Stored records:
-------------------------

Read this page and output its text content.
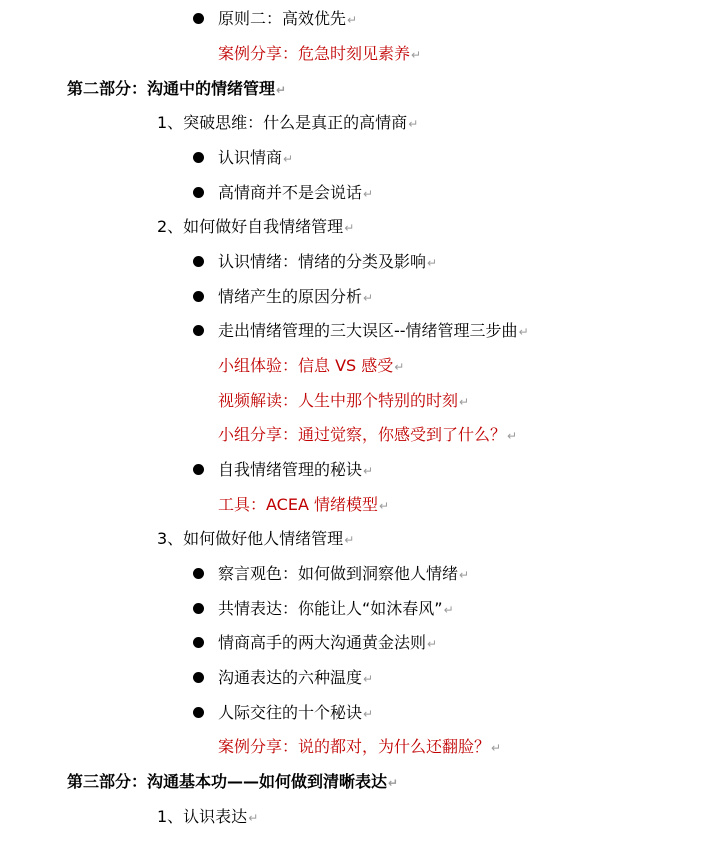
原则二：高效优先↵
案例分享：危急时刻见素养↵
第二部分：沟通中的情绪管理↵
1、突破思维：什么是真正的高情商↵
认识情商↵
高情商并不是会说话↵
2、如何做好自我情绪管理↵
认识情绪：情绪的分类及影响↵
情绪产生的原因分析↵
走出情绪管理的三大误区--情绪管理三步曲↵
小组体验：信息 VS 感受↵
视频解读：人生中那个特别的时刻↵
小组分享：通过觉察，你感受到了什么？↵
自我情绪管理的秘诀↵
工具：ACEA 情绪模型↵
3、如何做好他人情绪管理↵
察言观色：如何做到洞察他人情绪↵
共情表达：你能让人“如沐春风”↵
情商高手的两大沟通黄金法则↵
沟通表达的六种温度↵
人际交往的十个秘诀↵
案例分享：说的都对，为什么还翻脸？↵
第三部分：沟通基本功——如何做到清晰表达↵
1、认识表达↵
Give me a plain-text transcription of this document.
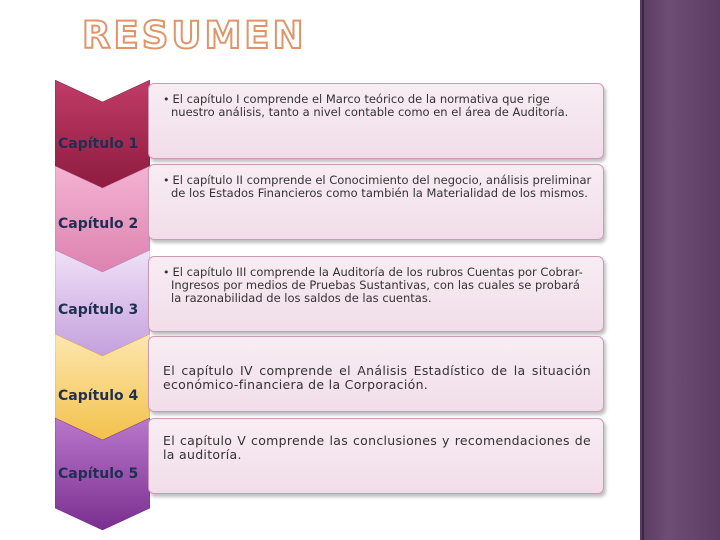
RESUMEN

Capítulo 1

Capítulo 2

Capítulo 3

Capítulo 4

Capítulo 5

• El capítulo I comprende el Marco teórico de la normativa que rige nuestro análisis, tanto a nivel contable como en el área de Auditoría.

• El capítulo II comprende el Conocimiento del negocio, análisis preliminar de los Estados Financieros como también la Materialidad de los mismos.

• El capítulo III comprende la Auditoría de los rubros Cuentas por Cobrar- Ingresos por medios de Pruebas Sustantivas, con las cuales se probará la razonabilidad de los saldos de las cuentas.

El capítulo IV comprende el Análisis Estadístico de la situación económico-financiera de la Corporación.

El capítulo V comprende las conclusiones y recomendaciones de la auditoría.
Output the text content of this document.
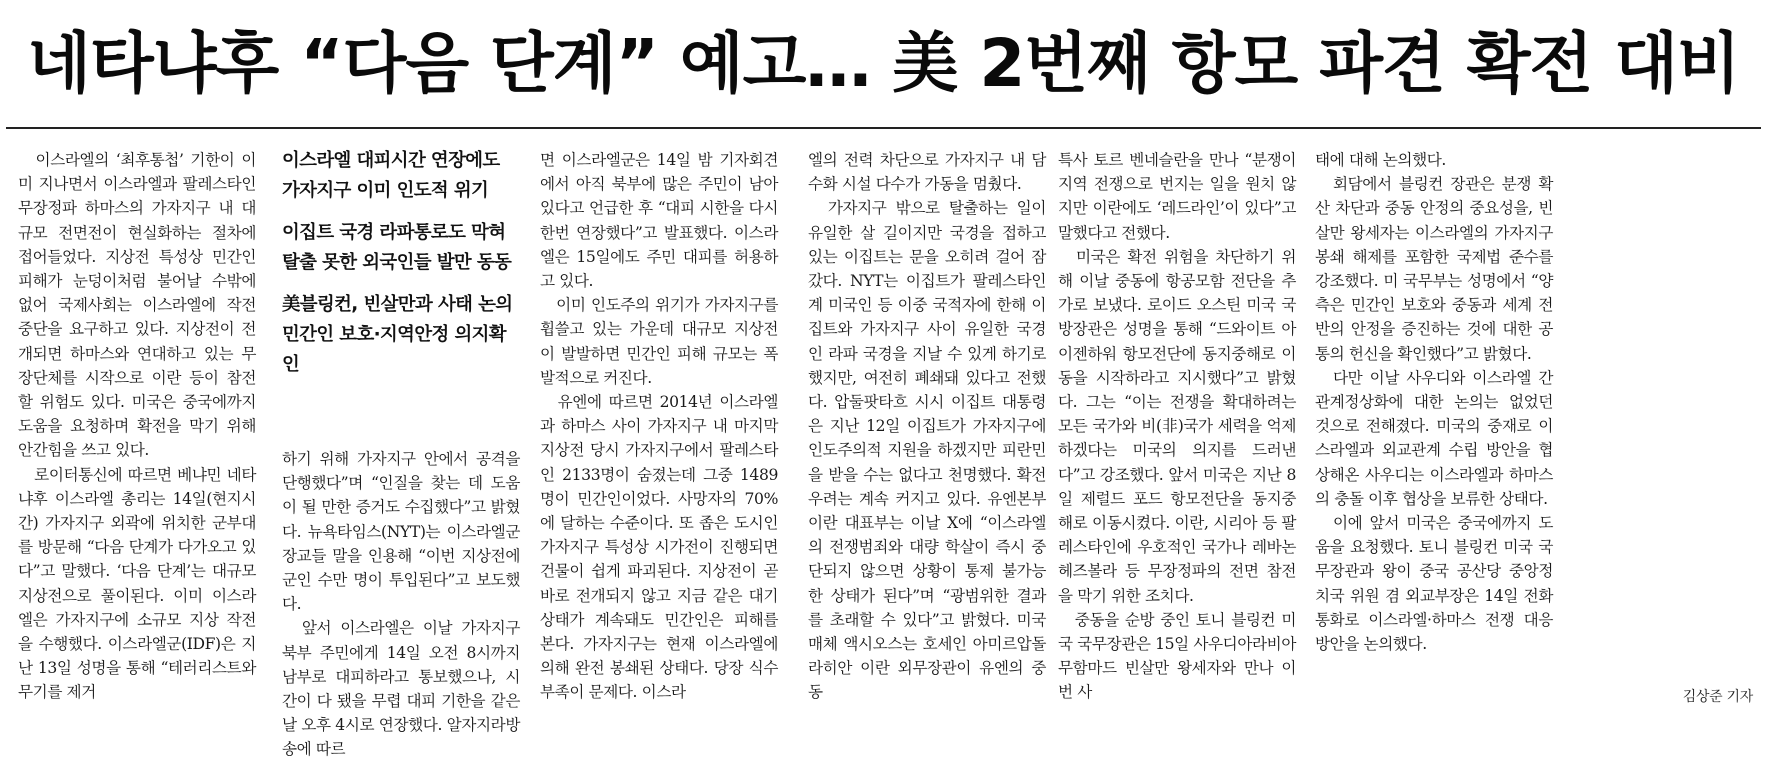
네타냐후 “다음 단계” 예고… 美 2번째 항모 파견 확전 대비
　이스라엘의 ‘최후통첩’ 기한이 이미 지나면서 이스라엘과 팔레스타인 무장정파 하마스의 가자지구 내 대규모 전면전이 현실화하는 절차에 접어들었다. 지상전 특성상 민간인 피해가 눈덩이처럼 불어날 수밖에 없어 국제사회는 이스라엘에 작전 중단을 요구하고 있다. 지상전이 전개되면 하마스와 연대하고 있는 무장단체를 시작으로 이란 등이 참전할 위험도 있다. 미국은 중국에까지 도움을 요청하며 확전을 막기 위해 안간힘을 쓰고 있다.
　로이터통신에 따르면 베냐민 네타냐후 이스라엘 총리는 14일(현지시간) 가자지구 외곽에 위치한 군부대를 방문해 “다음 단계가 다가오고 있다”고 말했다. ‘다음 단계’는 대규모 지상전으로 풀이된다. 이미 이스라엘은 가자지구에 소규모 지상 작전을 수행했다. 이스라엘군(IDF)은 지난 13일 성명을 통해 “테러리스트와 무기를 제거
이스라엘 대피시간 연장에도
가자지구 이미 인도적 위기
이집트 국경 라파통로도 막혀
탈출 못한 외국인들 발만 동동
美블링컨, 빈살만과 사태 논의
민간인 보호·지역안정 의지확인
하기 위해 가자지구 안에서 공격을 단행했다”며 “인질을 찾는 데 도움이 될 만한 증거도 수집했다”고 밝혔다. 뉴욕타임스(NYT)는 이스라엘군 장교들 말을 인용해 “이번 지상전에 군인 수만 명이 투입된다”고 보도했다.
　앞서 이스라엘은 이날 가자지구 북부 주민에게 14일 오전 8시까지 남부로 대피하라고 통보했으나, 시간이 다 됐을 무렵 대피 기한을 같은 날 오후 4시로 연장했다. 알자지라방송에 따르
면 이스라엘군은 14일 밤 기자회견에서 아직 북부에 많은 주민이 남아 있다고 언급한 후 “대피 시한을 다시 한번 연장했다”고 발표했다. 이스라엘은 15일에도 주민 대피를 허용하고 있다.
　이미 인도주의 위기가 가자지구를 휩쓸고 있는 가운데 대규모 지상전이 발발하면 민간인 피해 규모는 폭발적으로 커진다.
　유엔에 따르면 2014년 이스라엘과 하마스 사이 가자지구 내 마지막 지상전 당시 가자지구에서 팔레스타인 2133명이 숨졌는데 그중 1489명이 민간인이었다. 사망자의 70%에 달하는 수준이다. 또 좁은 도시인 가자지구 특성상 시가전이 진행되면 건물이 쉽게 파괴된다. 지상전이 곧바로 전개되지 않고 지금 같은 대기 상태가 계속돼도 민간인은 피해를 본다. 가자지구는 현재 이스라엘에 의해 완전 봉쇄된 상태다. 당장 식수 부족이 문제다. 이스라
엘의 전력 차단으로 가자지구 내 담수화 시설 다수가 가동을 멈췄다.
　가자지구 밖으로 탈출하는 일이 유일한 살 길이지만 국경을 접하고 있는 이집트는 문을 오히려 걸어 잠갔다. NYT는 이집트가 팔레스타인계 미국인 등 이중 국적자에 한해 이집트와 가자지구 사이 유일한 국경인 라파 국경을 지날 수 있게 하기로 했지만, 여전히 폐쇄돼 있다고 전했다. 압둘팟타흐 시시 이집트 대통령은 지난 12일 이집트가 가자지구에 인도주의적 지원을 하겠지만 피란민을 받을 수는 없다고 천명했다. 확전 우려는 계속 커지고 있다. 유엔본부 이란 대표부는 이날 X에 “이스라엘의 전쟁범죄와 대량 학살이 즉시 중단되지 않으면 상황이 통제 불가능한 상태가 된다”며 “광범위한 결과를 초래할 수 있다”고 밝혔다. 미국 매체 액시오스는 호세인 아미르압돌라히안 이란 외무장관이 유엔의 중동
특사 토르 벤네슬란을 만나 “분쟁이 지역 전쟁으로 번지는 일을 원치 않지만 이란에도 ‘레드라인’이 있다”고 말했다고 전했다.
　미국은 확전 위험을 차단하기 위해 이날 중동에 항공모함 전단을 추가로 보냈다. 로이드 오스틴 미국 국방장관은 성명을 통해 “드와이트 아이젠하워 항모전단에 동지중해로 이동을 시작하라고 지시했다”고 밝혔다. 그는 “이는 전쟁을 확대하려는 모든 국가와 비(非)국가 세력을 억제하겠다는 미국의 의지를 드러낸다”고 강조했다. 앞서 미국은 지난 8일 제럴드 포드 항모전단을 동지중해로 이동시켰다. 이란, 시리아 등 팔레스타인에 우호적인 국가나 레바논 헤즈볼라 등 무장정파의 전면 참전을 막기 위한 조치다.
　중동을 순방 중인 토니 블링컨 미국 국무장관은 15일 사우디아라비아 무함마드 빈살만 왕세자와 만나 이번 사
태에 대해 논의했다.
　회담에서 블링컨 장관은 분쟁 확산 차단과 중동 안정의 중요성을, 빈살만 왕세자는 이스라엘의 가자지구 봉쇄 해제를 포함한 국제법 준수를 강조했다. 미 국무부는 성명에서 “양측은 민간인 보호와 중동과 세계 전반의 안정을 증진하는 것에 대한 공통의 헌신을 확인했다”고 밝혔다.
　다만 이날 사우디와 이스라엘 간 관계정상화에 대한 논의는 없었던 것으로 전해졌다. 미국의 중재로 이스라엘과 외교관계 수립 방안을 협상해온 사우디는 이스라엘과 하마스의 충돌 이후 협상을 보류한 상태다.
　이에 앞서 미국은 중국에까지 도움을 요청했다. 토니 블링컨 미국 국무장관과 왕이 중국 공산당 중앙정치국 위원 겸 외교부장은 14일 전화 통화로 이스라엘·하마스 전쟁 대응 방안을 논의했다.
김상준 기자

-------------------------

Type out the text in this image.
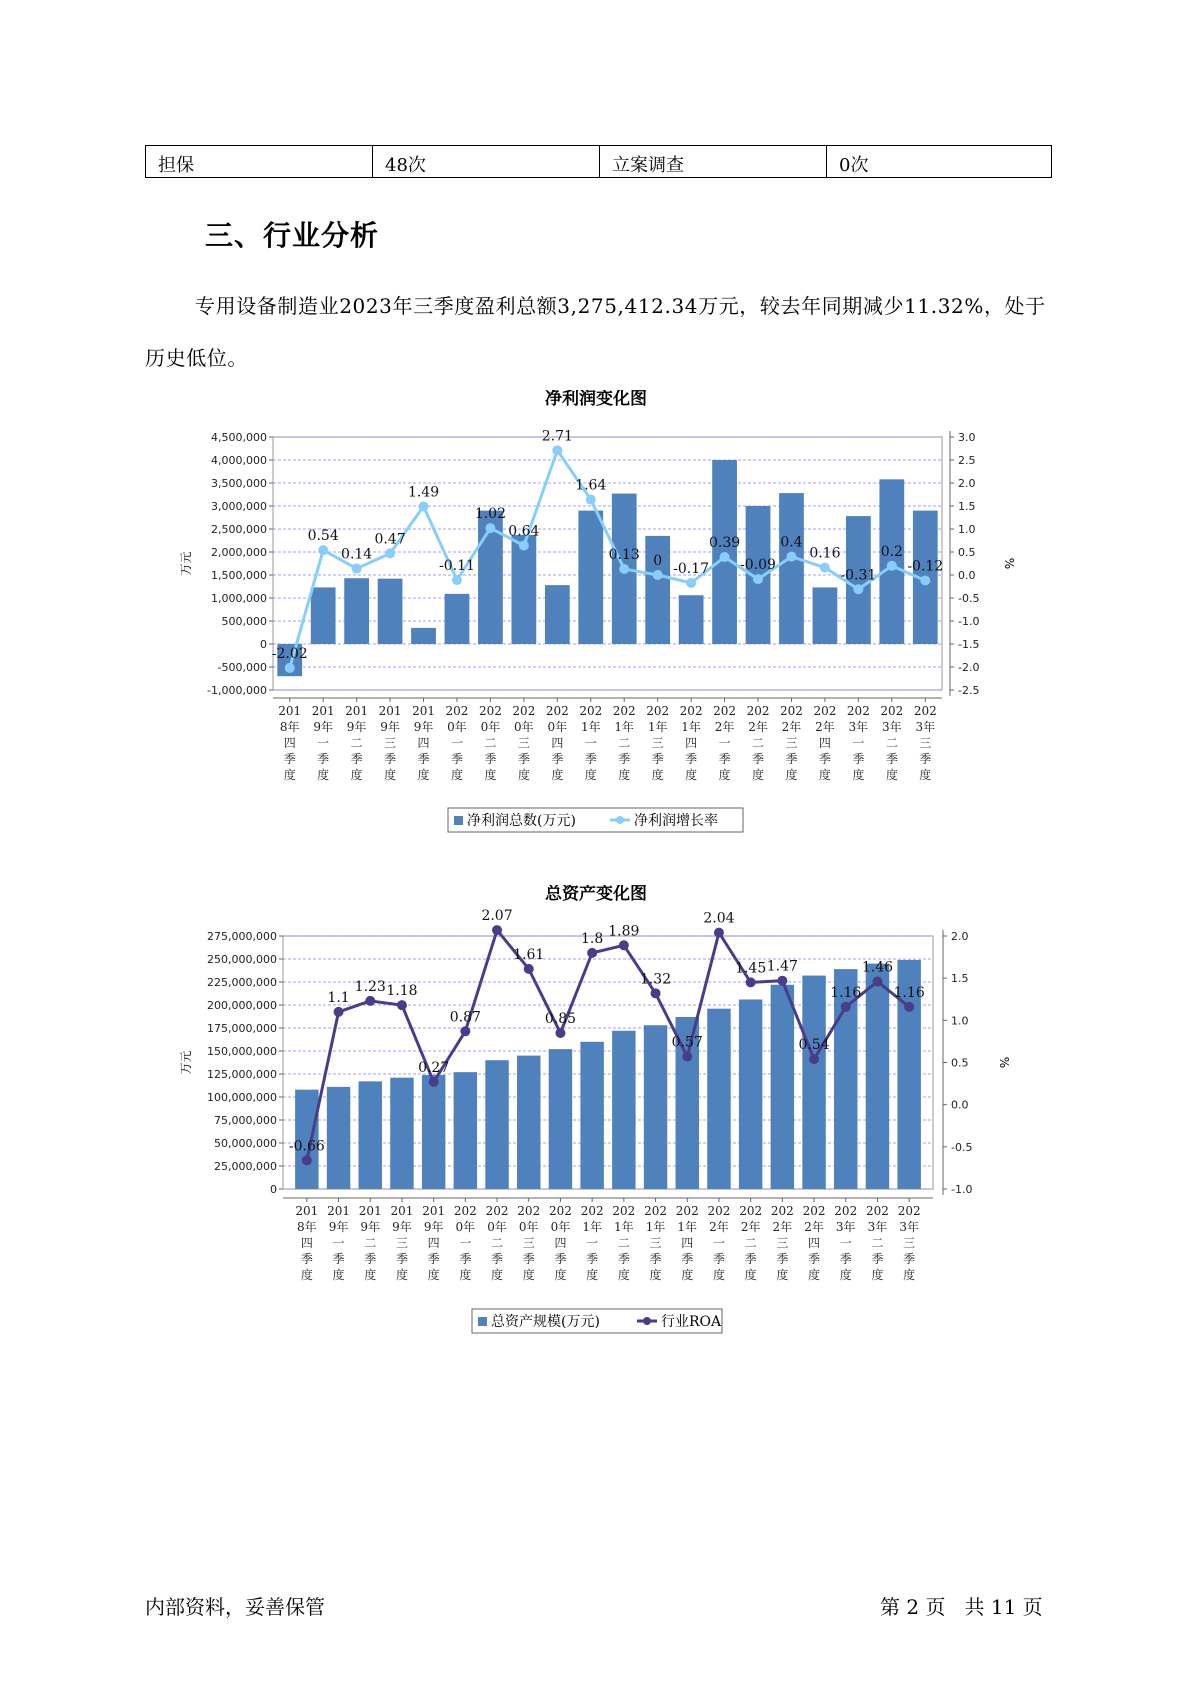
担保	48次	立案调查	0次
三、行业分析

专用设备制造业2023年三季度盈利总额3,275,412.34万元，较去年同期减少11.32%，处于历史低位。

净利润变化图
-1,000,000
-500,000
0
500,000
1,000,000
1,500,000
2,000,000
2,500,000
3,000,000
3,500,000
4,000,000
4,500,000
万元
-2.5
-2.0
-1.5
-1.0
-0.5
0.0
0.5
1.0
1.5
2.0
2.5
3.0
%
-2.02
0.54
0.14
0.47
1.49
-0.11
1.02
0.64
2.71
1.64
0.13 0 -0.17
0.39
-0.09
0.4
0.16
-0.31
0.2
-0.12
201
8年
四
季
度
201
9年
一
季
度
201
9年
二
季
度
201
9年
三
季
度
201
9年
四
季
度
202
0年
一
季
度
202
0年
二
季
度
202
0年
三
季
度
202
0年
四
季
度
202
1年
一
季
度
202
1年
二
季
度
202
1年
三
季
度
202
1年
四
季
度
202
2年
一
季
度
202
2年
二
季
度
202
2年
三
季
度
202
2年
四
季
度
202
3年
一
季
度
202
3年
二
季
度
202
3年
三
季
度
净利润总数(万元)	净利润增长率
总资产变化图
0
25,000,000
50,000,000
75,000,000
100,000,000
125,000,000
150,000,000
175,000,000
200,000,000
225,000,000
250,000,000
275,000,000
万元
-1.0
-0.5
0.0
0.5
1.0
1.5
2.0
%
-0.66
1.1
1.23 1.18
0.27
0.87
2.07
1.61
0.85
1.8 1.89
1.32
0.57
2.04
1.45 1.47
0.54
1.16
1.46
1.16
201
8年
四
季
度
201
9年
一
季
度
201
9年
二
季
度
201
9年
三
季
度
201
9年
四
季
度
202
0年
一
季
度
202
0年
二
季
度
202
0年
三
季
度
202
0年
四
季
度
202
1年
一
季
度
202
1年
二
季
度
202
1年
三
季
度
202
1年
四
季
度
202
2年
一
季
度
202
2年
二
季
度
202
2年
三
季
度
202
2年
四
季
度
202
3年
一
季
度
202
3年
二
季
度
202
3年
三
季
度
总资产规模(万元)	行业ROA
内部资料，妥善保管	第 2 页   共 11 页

-------------------------

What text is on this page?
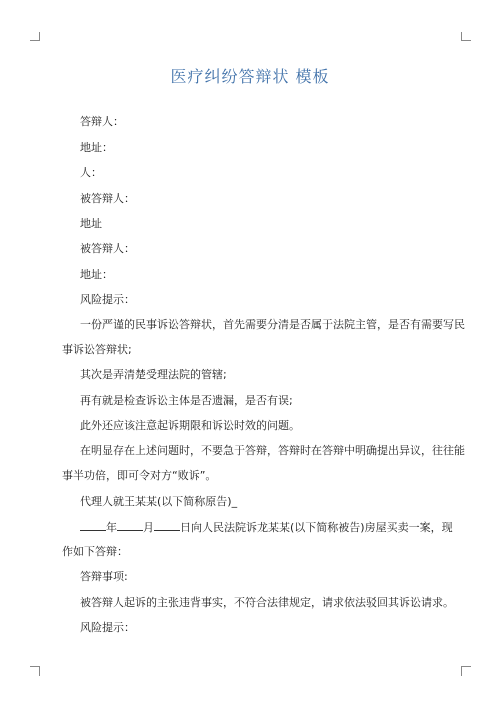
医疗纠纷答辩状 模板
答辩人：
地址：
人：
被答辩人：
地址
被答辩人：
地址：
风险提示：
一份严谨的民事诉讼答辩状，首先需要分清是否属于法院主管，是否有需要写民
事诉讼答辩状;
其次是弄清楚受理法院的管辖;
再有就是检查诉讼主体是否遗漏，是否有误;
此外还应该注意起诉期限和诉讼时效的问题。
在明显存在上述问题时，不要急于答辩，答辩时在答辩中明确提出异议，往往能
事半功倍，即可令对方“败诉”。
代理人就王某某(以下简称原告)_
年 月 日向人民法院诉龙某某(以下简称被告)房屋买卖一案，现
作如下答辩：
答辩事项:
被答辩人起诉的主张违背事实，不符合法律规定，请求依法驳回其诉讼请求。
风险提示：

-------------------------

• [Directions]:
Only a number is needed: how many lines of the material above contain "지상전이"?

• [Answer to the exercise]:
3